Data excerpts

--- BEGIN ---

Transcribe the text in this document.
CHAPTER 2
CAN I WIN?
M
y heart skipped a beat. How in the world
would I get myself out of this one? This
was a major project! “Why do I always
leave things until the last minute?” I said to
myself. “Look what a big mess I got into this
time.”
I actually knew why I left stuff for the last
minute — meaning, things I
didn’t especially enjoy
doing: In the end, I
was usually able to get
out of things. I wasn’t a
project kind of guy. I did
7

--- END ---
--- BEGIN ---

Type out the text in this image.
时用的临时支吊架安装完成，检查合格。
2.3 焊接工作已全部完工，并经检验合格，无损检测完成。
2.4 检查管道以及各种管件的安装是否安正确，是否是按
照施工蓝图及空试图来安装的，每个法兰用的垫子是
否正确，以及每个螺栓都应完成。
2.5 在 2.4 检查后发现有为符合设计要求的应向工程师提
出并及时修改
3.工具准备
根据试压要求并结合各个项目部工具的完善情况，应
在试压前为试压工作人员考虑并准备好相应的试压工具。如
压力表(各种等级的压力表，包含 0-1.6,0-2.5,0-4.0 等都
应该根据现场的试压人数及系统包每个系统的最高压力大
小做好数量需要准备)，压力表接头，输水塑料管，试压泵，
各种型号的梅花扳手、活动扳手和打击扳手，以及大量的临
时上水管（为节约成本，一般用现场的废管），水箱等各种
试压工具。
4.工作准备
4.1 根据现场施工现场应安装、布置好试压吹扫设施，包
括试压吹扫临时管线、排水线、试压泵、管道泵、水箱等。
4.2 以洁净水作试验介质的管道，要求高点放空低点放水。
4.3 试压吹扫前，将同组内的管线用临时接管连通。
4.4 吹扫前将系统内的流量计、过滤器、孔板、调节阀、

--- END ---

Written instruction:
Track down all lines above with the string "minute" and copy them.

Expected output:
leave things until the last minute?” I said to
minute — meaning, things I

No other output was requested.